** WHAT YOU WILL DO **
Return the lines from the one containing "916, 661, 954]" to the one containing "print-code: Wt. 18582/968", both included, with no changes.

%%

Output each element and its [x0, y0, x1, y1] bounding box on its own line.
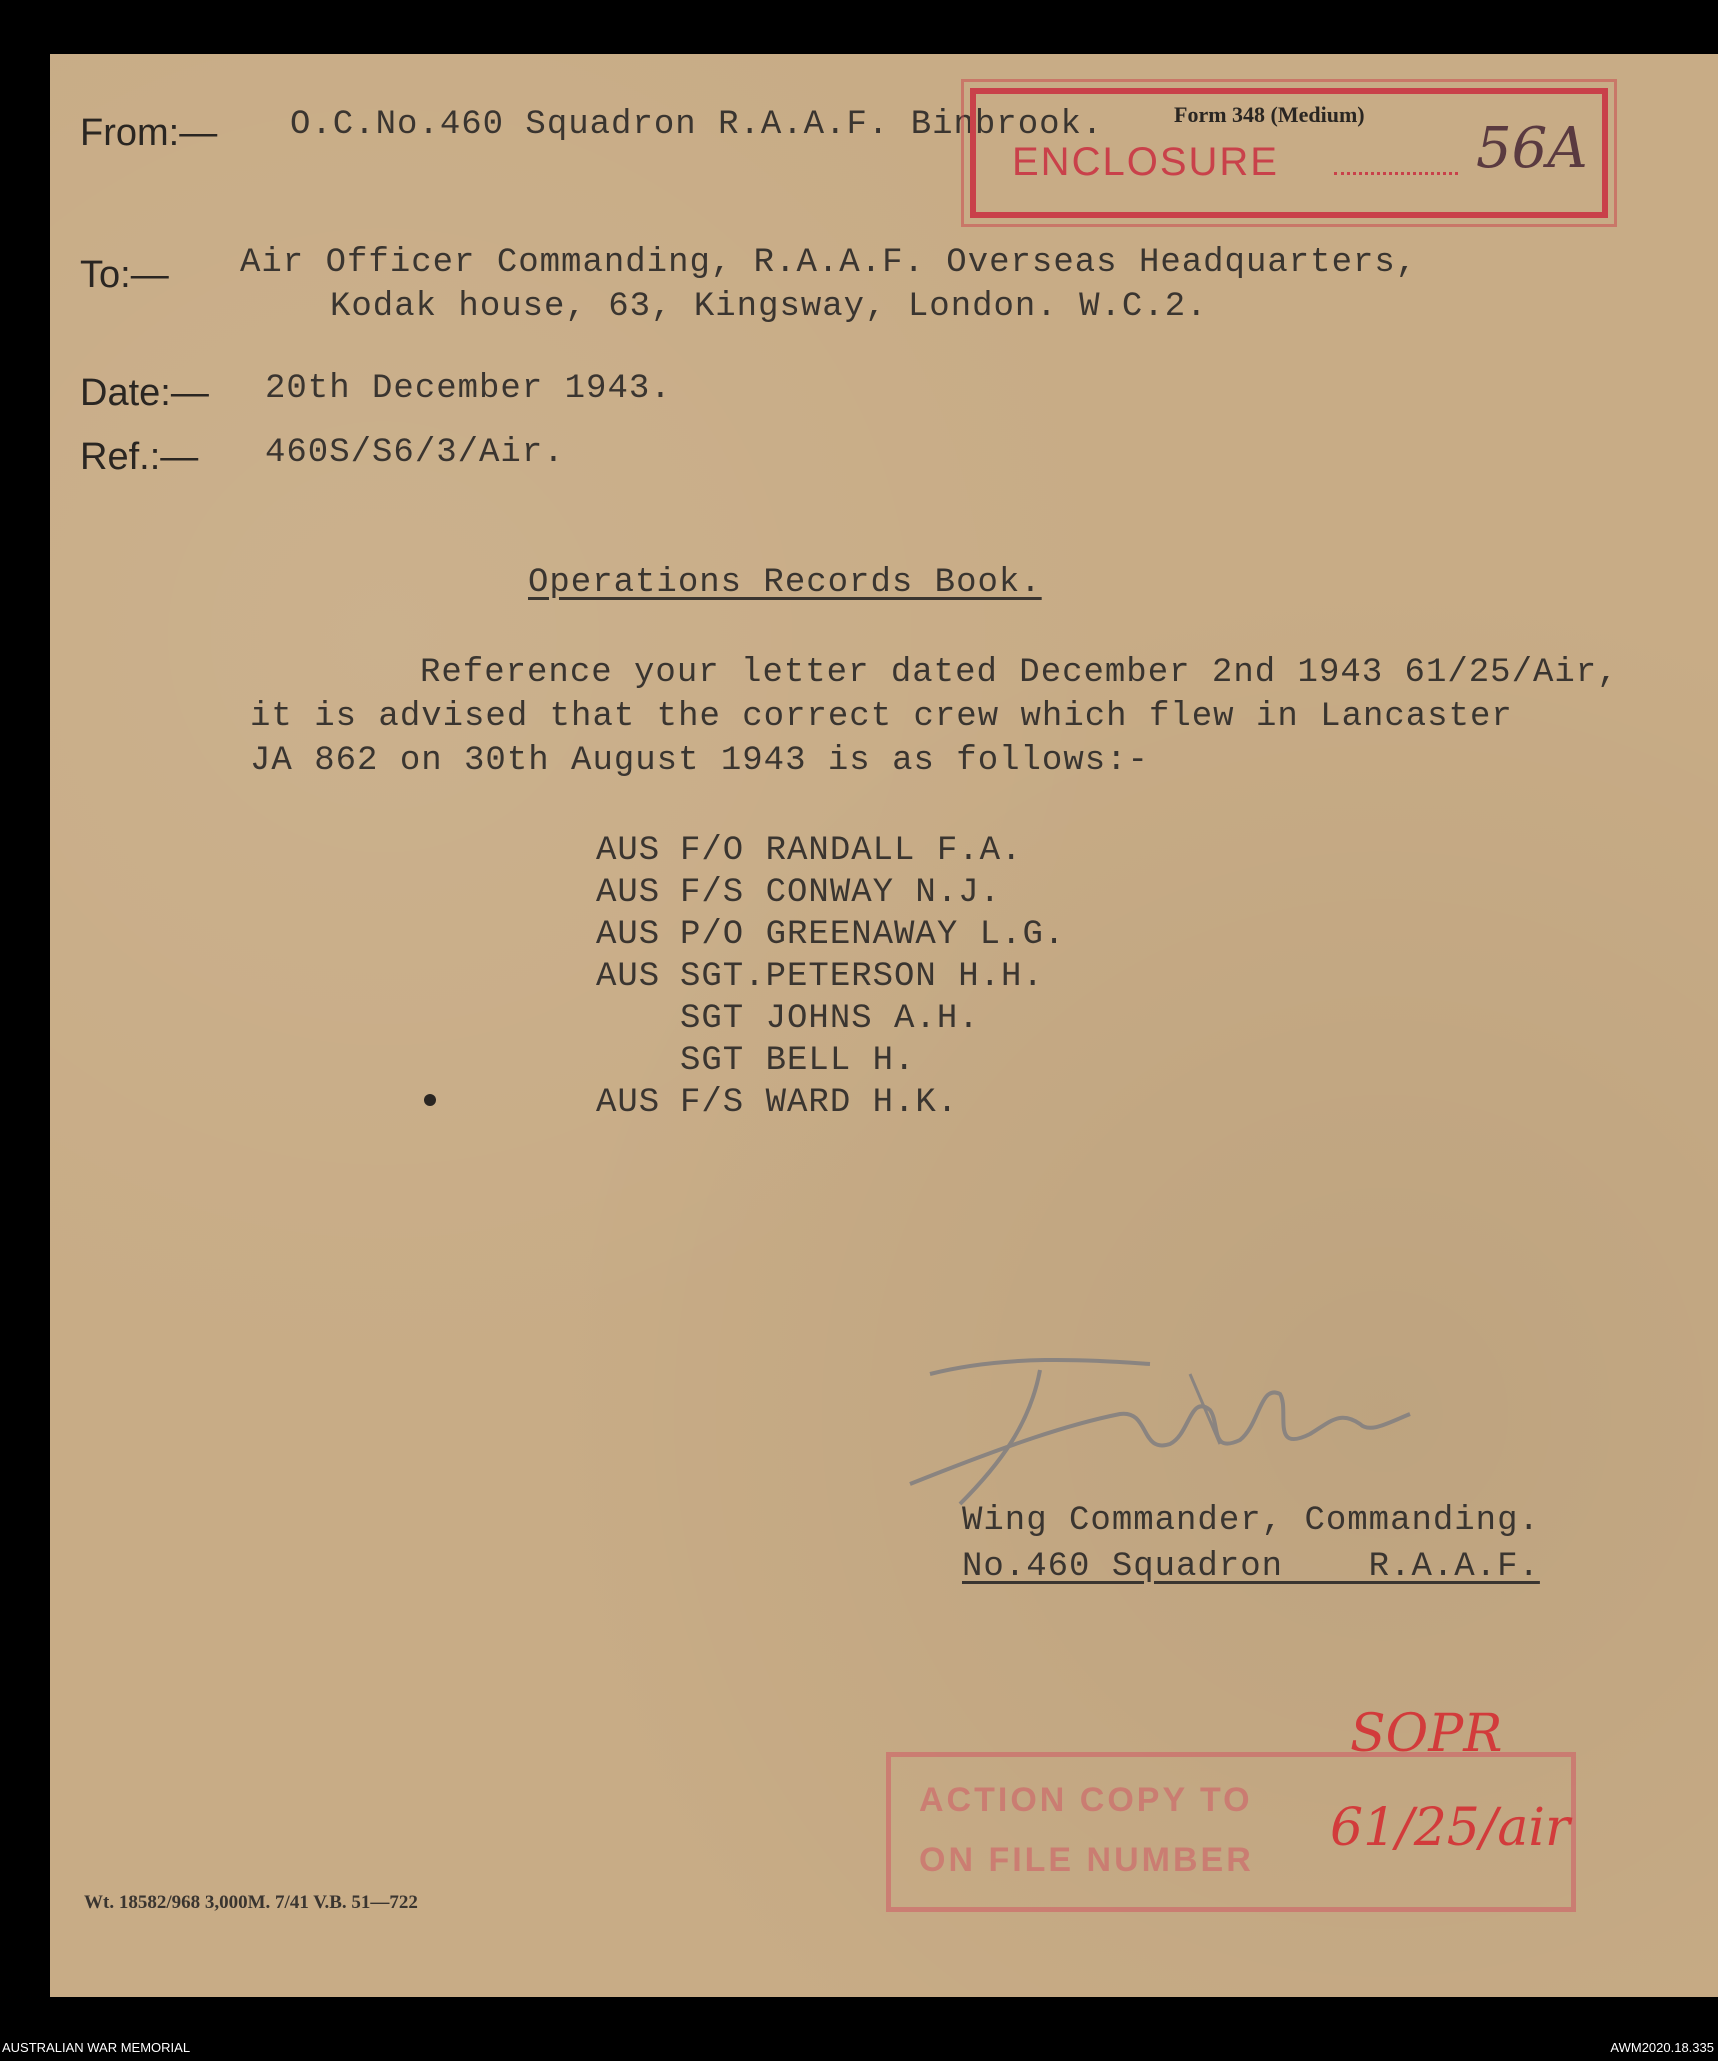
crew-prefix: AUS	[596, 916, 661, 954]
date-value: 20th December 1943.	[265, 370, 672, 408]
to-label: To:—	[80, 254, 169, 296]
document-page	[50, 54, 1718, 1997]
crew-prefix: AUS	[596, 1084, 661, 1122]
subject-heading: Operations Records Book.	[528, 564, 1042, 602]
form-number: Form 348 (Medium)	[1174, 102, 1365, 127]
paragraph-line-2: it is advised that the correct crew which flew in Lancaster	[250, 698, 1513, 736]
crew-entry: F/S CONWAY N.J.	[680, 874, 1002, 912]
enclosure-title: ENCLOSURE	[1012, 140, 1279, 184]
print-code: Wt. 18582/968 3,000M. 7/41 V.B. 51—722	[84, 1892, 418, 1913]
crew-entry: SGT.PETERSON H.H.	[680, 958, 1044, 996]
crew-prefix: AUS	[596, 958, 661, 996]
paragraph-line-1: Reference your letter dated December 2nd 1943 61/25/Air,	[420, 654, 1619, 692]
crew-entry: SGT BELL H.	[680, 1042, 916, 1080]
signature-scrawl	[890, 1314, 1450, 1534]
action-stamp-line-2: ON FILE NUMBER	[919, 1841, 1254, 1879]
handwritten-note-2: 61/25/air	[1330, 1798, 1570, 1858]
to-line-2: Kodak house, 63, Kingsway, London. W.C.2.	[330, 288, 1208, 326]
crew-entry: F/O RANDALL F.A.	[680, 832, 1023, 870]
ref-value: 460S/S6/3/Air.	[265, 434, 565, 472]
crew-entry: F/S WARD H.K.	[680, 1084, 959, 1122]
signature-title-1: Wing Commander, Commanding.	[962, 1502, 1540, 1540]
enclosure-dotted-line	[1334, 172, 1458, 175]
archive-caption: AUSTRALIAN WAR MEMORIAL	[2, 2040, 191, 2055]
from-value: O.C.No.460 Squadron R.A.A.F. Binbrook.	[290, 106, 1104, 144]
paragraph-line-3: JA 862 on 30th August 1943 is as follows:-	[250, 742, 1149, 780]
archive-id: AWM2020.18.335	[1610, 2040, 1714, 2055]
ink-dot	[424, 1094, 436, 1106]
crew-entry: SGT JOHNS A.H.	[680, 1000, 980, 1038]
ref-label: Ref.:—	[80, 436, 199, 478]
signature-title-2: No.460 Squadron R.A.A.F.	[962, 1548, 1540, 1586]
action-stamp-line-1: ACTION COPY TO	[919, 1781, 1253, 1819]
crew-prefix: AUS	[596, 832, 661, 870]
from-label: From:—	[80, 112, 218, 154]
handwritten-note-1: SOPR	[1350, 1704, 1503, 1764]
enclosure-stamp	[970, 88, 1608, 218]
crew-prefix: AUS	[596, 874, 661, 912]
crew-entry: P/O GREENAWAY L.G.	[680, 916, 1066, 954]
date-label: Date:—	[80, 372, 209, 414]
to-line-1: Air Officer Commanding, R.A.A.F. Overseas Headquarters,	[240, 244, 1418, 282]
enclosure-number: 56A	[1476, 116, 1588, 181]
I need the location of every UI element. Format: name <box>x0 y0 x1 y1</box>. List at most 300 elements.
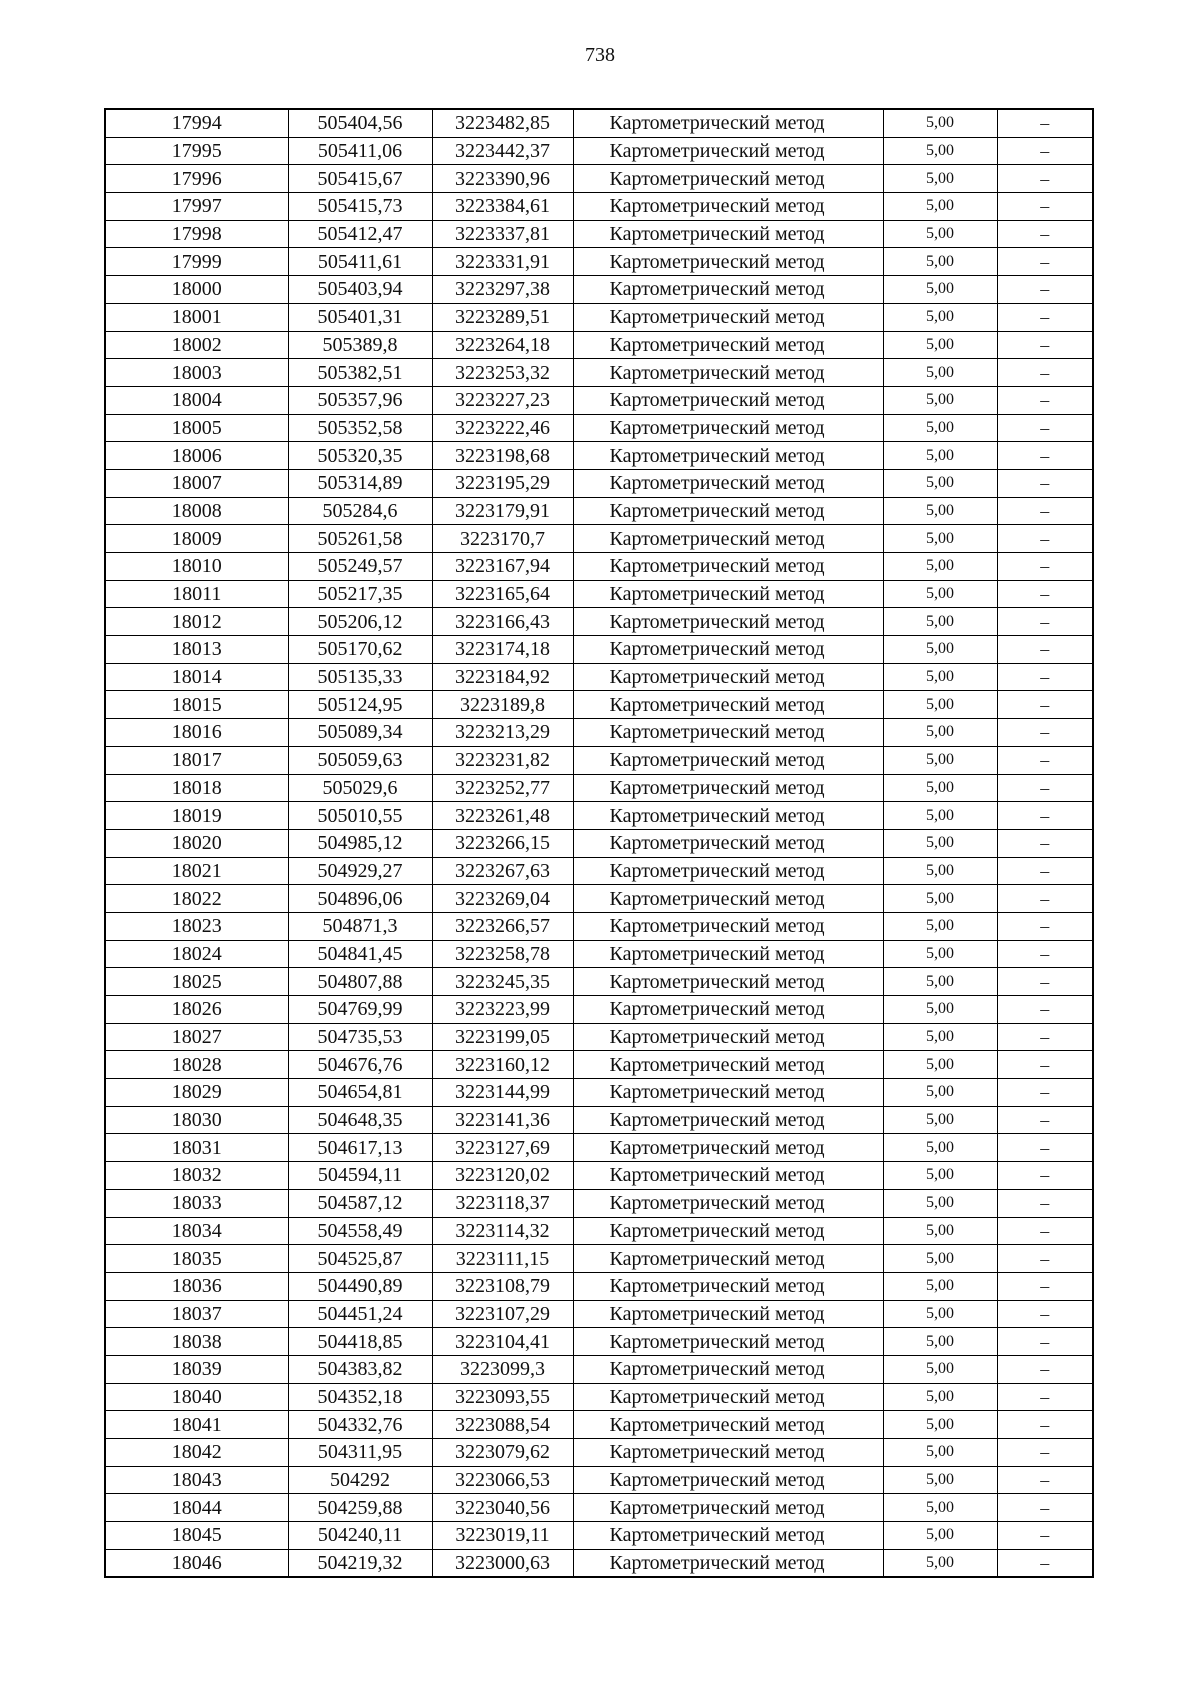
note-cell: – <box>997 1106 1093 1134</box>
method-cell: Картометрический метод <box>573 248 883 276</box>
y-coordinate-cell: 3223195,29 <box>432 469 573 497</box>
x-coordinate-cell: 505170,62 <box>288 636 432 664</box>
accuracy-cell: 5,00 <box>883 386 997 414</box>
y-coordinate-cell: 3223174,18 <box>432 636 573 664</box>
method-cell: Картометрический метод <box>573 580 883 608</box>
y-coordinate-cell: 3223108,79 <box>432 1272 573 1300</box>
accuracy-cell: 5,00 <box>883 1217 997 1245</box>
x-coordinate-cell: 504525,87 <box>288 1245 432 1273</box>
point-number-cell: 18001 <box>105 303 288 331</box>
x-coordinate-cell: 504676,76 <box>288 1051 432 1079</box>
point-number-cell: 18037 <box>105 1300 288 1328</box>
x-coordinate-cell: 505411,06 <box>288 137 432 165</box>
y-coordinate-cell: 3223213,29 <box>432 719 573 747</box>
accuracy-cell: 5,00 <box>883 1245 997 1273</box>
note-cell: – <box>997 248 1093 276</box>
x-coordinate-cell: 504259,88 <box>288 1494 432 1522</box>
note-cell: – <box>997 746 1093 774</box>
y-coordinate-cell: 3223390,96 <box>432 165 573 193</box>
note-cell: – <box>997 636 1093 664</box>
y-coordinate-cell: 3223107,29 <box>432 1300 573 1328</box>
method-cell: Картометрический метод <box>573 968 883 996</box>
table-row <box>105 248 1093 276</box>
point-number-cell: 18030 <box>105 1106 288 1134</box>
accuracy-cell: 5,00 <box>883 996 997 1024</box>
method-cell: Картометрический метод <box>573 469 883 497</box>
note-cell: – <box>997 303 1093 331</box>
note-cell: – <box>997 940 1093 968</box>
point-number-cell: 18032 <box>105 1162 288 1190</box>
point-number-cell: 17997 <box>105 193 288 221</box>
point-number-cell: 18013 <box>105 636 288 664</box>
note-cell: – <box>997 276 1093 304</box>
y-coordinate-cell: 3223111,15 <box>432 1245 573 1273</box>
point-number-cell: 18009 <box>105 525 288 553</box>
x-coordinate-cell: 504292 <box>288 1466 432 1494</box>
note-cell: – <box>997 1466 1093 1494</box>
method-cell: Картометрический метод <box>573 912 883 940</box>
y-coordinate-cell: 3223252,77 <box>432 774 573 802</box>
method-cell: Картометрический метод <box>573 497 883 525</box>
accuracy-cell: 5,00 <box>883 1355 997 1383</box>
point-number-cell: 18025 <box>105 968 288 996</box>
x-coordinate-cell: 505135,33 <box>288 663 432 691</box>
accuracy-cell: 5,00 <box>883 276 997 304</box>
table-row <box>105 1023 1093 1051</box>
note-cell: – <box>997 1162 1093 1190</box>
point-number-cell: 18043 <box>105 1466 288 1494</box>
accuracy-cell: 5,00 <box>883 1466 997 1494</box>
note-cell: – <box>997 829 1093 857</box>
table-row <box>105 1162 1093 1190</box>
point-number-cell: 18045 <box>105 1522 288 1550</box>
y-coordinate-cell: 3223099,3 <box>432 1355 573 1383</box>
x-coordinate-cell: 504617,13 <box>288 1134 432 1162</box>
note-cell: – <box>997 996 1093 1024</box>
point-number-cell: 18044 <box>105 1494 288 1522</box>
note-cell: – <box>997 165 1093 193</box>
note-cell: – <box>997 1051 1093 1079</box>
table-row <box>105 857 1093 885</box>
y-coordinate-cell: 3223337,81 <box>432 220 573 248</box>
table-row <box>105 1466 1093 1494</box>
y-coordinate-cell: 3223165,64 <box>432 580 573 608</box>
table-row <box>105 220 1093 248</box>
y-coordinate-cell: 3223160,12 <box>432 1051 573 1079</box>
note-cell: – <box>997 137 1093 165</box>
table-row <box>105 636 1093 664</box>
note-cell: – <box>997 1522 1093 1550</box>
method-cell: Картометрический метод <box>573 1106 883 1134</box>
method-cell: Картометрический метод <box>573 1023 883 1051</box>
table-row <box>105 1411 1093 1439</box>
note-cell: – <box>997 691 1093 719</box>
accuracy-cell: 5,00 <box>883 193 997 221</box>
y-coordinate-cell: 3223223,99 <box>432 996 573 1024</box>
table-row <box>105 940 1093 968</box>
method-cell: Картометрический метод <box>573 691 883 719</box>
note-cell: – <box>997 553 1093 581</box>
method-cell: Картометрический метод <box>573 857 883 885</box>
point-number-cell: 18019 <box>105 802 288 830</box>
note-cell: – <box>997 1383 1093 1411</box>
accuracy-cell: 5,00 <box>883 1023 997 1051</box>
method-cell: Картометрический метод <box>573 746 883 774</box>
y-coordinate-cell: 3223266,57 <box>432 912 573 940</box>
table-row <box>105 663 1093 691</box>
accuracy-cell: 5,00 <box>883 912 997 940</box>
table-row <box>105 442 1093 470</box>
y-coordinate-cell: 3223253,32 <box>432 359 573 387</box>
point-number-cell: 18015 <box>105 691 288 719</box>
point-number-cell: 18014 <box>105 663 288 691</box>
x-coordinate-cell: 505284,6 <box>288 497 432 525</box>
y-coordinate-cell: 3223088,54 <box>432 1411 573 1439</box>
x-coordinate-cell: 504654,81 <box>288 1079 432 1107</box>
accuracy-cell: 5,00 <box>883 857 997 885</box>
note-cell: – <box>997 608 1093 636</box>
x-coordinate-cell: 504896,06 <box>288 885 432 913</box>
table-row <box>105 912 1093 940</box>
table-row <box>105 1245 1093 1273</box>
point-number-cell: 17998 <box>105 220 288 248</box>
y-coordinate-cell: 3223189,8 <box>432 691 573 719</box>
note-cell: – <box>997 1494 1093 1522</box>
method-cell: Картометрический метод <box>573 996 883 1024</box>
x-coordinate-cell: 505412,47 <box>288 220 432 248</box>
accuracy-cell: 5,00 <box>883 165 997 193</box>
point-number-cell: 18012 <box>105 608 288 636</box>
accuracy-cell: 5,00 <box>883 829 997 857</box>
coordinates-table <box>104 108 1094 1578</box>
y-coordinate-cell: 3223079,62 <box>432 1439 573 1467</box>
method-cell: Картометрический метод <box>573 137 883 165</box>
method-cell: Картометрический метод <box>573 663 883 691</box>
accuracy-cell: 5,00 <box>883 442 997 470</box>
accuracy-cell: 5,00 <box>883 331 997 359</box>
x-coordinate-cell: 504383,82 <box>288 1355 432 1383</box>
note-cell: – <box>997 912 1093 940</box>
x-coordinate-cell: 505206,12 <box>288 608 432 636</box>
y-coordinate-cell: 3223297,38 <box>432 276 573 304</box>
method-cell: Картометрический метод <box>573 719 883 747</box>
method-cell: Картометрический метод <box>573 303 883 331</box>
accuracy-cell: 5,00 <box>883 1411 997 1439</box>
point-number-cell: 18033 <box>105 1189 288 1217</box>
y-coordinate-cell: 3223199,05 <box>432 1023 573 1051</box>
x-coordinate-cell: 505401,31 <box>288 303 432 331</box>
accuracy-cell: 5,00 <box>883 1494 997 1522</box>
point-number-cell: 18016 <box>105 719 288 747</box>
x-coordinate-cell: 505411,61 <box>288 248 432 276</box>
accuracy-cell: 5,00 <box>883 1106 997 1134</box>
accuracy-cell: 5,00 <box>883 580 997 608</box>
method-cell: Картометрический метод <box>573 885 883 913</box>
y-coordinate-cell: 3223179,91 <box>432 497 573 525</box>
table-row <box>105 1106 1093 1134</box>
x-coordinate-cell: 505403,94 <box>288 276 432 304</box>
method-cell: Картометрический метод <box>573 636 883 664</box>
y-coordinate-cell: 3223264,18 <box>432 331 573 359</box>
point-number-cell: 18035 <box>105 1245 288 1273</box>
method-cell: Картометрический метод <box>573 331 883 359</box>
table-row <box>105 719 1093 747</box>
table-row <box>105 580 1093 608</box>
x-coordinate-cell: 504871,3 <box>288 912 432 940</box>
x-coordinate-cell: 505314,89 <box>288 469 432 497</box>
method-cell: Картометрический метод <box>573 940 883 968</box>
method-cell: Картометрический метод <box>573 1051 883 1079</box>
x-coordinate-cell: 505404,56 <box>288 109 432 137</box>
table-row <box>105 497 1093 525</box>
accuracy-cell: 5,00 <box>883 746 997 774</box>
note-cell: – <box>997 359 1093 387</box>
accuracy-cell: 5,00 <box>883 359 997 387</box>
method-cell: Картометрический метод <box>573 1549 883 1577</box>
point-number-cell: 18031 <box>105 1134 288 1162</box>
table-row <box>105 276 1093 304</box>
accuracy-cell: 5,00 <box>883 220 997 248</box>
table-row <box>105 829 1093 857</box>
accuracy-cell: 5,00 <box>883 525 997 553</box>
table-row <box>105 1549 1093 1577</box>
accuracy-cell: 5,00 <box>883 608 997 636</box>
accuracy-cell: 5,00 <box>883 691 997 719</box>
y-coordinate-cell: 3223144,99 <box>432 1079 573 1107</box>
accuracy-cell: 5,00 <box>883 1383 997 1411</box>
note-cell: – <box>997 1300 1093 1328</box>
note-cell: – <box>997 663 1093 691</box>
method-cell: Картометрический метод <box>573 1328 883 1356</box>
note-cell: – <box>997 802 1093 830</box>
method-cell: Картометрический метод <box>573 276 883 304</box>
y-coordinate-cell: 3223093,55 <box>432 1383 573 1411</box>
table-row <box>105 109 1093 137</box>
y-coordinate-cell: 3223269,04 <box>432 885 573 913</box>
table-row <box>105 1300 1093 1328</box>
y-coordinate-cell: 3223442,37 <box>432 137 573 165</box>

%%

** REPLY TO THE EXERCISE **
crew-prefix: AUS	[596, 916, 661, 954]
date-value: 20th December 1943.	[265, 370, 672, 408]
to-label: To:—	[80, 254, 169, 296]
document-page	[50, 54, 1718, 1997]
crew-prefix: AUS	[596, 1084, 661, 1122]
subject-heading: Operations Records Book.	[528, 564, 1042, 602]
form-number: Form 348 (Medium)	[1174, 102, 1365, 127]
paragraph-line-2: it is advised that the correct crew which flew in Lancaster	[250, 698, 1513, 736]
crew-entry: F/S CONWAY N.J.	[680, 874, 1002, 912]
enclosure-title: ENCLOSURE	[1012, 140, 1279, 184]
print-code: Wt. 18582/968 3,000M. 7/41 V.B. 51—722	[84, 1892, 418, 1913]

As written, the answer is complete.